>> Begin QUOTED PASSAGE

Business Times

Sustainable (economic) development needs good planning, sound economic policies

By Sellakapu. S. Upasiri de Silva

‘Sustainable (Economic) Development: Key to the National Development’ is a timely, thoughtful and very impressive idea of President Mahinda Rajapaksa. To achieve this, the President has appointed a very capable Minister of Economic Development, none other than his brother Basil Rajapakse. He is supported by Dr. P.B.Jayasundera, who is the Treasury Secretary and a development economist. In 2007, I met Mr. Basil Rajapakse when he was the Senior Advisor to the President at various meetings at the Presidential Secretariat and he impressed me as a very good leader.

The theory of Sustainable (Economic) Development touched on many issues, but the preceding governments have neglected most. Sustainable (Economic) Development, as explained by many, is not necessarily limited to sustaining and protecting the environment alone. It is generally agreed by many economists that Sustainable (Economic) Development lies in optimizing and achieving the goals set across the three systems identified as basic development: the economic system, social system and biophysical resources system. For sustainable development the goals of these three systems should be captured and sustained. Economic growth of a country depends on its human, education, industries, employment and environmental resources. Environment falls into two categories –protecting the environment and the sustainable use of the environment.

>> End QUOTED PASSAGE
>> Begin MATERIAL

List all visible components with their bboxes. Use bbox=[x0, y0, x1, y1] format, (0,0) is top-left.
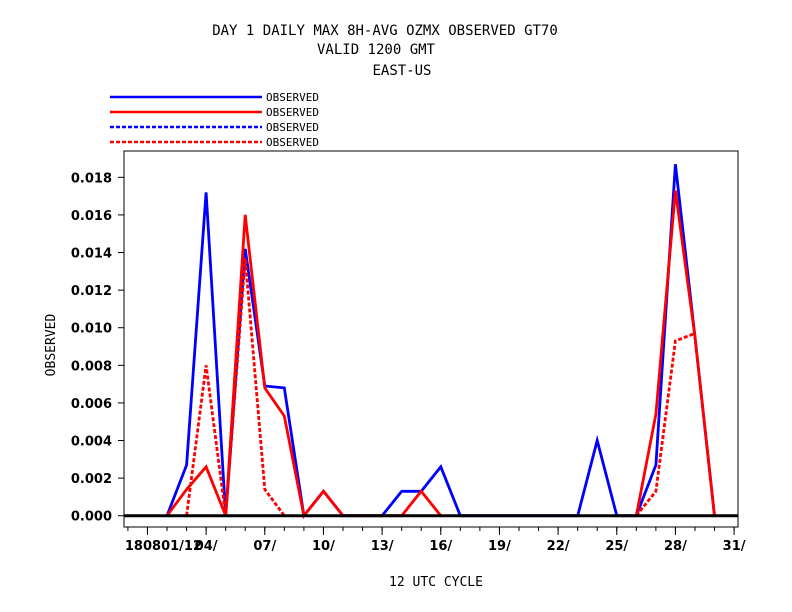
x-tick-label: 10/ bbox=[312, 539, 335, 554]
y-tick-label: 0.012 bbox=[71, 284, 112, 299]
x-tick-label: 28/ bbox=[664, 539, 687, 554]
series-line-4 bbox=[635, 332, 696, 517]
y-tick-label: 0.014 bbox=[71, 247, 112, 262]
y-axis: 0.000 0.002 0.004 0.006 0.008 0.010 0.012 0.014… bbox=[71, 171, 124, 525]
x-tick-label: 04/ bbox=[195, 539, 218, 554]
legend-label-3: OBSERVED bbox=[266, 121, 319, 134]
series-lines bbox=[165, 164, 716, 520]
y-tick-label: 0.004 bbox=[71, 435, 112, 450]
y-tick-label: 0.000 bbox=[71, 510, 112, 525]
x-tick-label: 13/ bbox=[371, 539, 394, 554]
x-tick-label: 25/ bbox=[605, 539, 628, 554]
series-line-1 bbox=[165, 164, 716, 520]
y-tick-label: 0.008 bbox=[71, 359, 112, 374]
title-line-3: EAST-US bbox=[372, 63, 431, 79]
x-tick-label: 31/ bbox=[723, 539, 746, 554]
x-tick-label: 180801/12 bbox=[125, 539, 202, 554]
x-tick-label: 16/ bbox=[429, 539, 452, 554]
title-line-2: VALID 1200 GMT bbox=[317, 42, 436, 58]
y-tick-label: 0.016 bbox=[71, 209, 112, 224]
plot-frame bbox=[123, 150, 739, 528]
y-tick-label: 0.006 bbox=[71, 397, 112, 412]
x-tick-label: 19/ bbox=[488, 539, 511, 554]
y-tick-label: 0.010 bbox=[71, 322, 112, 337]
y-tick-label: 0.018 bbox=[71, 171, 112, 186]
y-tick-label: 0.002 bbox=[71, 472, 112, 487]
series-line-2 bbox=[165, 214, 442, 519]
legend: OBSERVED OBSERVED OBSERVED OBSERVED bbox=[110, 91, 319, 149]
x-axis-label: 12 UTC CYCLE bbox=[389, 575, 483, 590]
series-line-2 bbox=[634, 190, 716, 516]
chart-title: DAY 1 DAILY MAX 8H-AVG OZMX OBSERVED GT7… bbox=[212, 23, 558, 79]
title-line-1: DAY 1 DAILY MAX 8H-AVG OZMX OBSERVED GT7… bbox=[212, 23, 558, 39]
x-tick-label: 22/ bbox=[547, 539, 570, 554]
legend-label-4: OBSERVED bbox=[266, 136, 319, 149]
legend-label-1: OBSERVED bbox=[266, 91, 319, 104]
x-tick-label: 07/ bbox=[253, 539, 276, 554]
y-axis-label: OBSERVED bbox=[44, 314, 59, 377]
legend-label-2: OBSERVED bbox=[266, 106, 319, 119]
series-line-4 bbox=[185, 258, 286, 517]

>> End MATERIAL

**TASK REQUIREMENTS:**
According to the article on sustainable development, what does a country's economic growth depend on? List each one.

**FULL OUTPUT:**
- human resources
- education
- industries
- employment
- environmental resources